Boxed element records
----

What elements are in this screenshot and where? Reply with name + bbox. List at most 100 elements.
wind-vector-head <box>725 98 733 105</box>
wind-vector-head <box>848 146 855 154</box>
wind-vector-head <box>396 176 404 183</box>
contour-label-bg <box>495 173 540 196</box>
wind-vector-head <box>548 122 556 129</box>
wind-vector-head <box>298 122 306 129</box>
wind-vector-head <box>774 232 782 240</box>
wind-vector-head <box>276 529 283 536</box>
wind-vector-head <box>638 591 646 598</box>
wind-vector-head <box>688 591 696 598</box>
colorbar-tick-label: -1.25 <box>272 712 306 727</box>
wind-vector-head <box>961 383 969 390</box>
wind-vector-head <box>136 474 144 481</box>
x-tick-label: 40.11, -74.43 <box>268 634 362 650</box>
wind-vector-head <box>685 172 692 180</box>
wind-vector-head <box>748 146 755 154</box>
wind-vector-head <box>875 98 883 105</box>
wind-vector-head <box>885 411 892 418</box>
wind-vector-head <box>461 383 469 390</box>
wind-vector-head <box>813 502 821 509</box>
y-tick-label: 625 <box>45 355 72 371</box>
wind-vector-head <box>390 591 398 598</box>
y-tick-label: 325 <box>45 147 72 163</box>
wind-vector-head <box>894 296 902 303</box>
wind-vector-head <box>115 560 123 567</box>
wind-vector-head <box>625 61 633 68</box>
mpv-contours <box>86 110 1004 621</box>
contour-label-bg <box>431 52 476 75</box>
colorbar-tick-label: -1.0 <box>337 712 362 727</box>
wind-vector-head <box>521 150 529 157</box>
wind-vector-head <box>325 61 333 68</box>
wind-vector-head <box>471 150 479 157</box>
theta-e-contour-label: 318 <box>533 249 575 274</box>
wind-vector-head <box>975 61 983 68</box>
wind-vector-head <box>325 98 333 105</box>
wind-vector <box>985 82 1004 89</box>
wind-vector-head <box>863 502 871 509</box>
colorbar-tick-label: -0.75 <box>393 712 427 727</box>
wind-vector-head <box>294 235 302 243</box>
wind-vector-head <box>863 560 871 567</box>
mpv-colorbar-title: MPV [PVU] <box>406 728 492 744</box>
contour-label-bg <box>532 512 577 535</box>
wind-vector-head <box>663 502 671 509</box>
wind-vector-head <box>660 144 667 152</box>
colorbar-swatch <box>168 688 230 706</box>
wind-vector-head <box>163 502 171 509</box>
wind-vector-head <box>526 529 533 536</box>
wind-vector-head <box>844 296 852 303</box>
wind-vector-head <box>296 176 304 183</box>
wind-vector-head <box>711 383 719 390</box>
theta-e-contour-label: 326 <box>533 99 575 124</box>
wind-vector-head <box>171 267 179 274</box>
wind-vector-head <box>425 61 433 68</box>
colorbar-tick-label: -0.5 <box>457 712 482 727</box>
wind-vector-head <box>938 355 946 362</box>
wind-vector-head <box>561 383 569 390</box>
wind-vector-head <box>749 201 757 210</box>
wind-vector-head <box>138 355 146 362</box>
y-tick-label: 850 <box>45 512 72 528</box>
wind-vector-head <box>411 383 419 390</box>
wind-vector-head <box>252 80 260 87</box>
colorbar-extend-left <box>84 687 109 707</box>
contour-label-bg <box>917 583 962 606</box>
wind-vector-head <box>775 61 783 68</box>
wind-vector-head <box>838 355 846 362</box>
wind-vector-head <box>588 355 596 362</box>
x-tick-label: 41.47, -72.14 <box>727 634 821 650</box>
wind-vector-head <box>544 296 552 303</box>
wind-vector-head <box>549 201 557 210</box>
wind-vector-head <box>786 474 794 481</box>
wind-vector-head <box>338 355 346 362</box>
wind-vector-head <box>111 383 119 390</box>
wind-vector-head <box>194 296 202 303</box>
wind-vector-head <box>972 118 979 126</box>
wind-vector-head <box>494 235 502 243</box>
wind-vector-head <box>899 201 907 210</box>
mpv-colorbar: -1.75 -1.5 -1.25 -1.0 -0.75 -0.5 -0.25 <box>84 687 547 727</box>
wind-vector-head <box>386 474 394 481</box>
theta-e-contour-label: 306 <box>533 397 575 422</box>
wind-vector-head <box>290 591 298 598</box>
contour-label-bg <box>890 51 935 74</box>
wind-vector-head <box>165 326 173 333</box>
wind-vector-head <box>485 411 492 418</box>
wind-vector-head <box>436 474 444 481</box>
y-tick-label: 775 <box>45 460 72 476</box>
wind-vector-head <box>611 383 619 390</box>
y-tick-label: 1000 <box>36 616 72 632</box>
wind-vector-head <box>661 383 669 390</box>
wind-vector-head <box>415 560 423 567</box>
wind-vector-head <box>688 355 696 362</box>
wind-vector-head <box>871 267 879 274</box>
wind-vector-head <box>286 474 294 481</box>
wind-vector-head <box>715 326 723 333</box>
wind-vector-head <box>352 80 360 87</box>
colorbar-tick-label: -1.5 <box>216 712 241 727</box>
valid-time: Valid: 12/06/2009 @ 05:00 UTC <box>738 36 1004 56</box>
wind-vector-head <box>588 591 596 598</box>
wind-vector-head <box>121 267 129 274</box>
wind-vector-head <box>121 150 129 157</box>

----

■ **TASK GOAL**
Copy every line of the records above word for word.

■ **COMPLETED TASK**
What elements are in this screenshot and where? Reply with name + bbox. List at most 100 elements.
wind-vector-head <box>725 98 733 105</box>
wind-vector-head <box>848 146 855 154</box>
wind-vector-head <box>396 176 404 183</box>
contour-label-bg <box>495 173 540 196</box>
wind-vector-head <box>548 122 556 129</box>
wind-vector-head <box>298 122 306 129</box>
wind-vector-head <box>774 232 782 240</box>
wind-vector-head <box>276 529 283 536</box>
wind-vector-head <box>638 591 646 598</box>
wind-vector-head <box>688 591 696 598</box>
colorbar-tick-label: -1.25 <box>272 712 306 727</box>
wind-vector-head <box>961 383 969 390</box>
wind-vector-head <box>136 474 144 481</box>
x-tick-label: 40.11, -74.43 <box>268 634 362 650</box>
wind-vector-head <box>685 172 692 180</box>
wind-vector-head <box>748 146 755 154</box>
wind-vector-head <box>875 98 883 105</box>
wind-vector-head <box>885 411 892 418</box>
wind-vector-head <box>461 383 469 390</box>
wind-vector-head <box>813 502 821 509</box>
y-tick-label: 625 <box>45 355 72 371</box>
wind-vector-head <box>390 591 398 598</box>
y-tick-label: 325 <box>45 147 72 163</box>
wind-vector-head <box>894 296 902 303</box>
wind-vector-head <box>115 560 123 567</box>
wind-vector-head <box>625 61 633 68</box>
mpv-contours <box>86 110 1004 621</box>
contour-label-bg <box>431 52 476 75</box>
colorbar-tick-label: -1.0 <box>337 712 362 727</box>
wind-vector-head <box>521 150 529 157</box>
wind-vector-head <box>325 61 333 68</box>
wind-vector-head <box>471 150 479 157</box>
theta-e-contour-label: 318 <box>533 249 575 274</box>
wind-vector-head <box>975 61 983 68</box>
wind-vector-head <box>325 98 333 105</box>
wind-vector <box>985 82 1004 89</box>
wind-vector-head <box>863 502 871 509</box>
colorbar-tick-label: -0.75 <box>393 712 427 727</box>
wind-vector-head <box>294 235 302 243</box>
wind-vector-head <box>863 560 871 567</box>
mpv-colorbar-title: MPV [PVU] <box>406 728 492 744</box>
contour-label-bg <box>532 512 577 535</box>
wind-vector-head <box>663 502 671 509</box>
wind-vector-head <box>660 144 667 152</box>
colorbar-swatch <box>168 688 230 706</box>
wind-vector-head <box>163 502 171 509</box>
wind-vector-head <box>526 529 533 536</box>
wind-vector-head <box>844 296 852 303</box>
wind-vector-head <box>296 176 304 183</box>
wind-vector-head <box>711 383 719 390</box>
theta-e-contour-label: 326 <box>533 99 575 124</box>
wind-vector-head <box>171 267 179 274</box>
wind-vector-head <box>425 61 433 68</box>
colorbar-tick-label: -0.5 <box>457 712 482 727</box>
wind-vector-head <box>938 355 946 362</box>
wind-vector-head <box>561 383 569 390</box>
wind-vector-head <box>749 201 757 210</box>
wind-vector-head <box>138 355 146 362</box>
y-tick-label: 850 <box>45 512 72 528</box>
wind-vector-head <box>411 383 419 390</box>
wind-vector-head <box>252 80 260 87</box>
colorbar-extend-left <box>84 687 109 707</box>
contour-label-bg <box>917 583 962 606</box>
wind-vector-head <box>775 61 783 68</box>
wind-vector-head <box>838 355 846 362</box>
wind-vector-head <box>588 355 596 362</box>
x-tick-label: 41.47, -72.14 <box>727 634 821 650</box>
wind-vector-head <box>544 296 552 303</box>
wind-vector-head <box>549 201 557 210</box>
wind-vector-head <box>786 474 794 481</box>
wind-vector-head <box>338 355 346 362</box>
wind-vector-head <box>111 383 119 390</box>
wind-vector-head <box>194 296 202 303</box>
wind-vector-head <box>972 118 979 126</box>
wind-vector-head <box>494 235 502 243</box>
wind-vector-head <box>899 201 907 210</box>
mpv-colorbar: -1.75 -1.5 -1.25 -1.0 -0.75 -0.5 -0.25 <box>84 687 547 727</box>
wind-vector-head <box>386 474 394 481</box>
theta-e-contour-label: 306 <box>533 397 575 422</box>
wind-vector-head <box>290 591 298 598</box>
contour-label-bg <box>890 51 935 74</box>
wind-vector-head <box>165 326 173 333</box>
wind-vector-head <box>485 411 492 418</box>
wind-vector-head <box>436 474 444 481</box>
y-tick-label: 775 <box>45 460 72 476</box>
wind-vector-head <box>611 383 619 390</box>
y-tick-label: 1000 <box>36 616 72 632</box>
wind-vector-head <box>661 383 669 390</box>
wind-vector-head <box>415 560 423 567</box>
wind-vector-head <box>688 355 696 362</box>
wind-vector-head <box>871 267 879 274</box>
wind-vector-head <box>286 474 294 481</box>
wind-vector-head <box>715 326 723 333</box>
wind-vector-head <box>352 80 360 87</box>
colorbar-tick-label: -1.5 <box>216 712 241 727</box>
valid-time: Valid: 12/06/2009 @ 05:00 UTC <box>738 36 1004 56</box>
wind-vector-head <box>588 591 596 598</box>
wind-vector-head <box>121 267 129 274</box>
wind-vector-head <box>121 150 129 157</box>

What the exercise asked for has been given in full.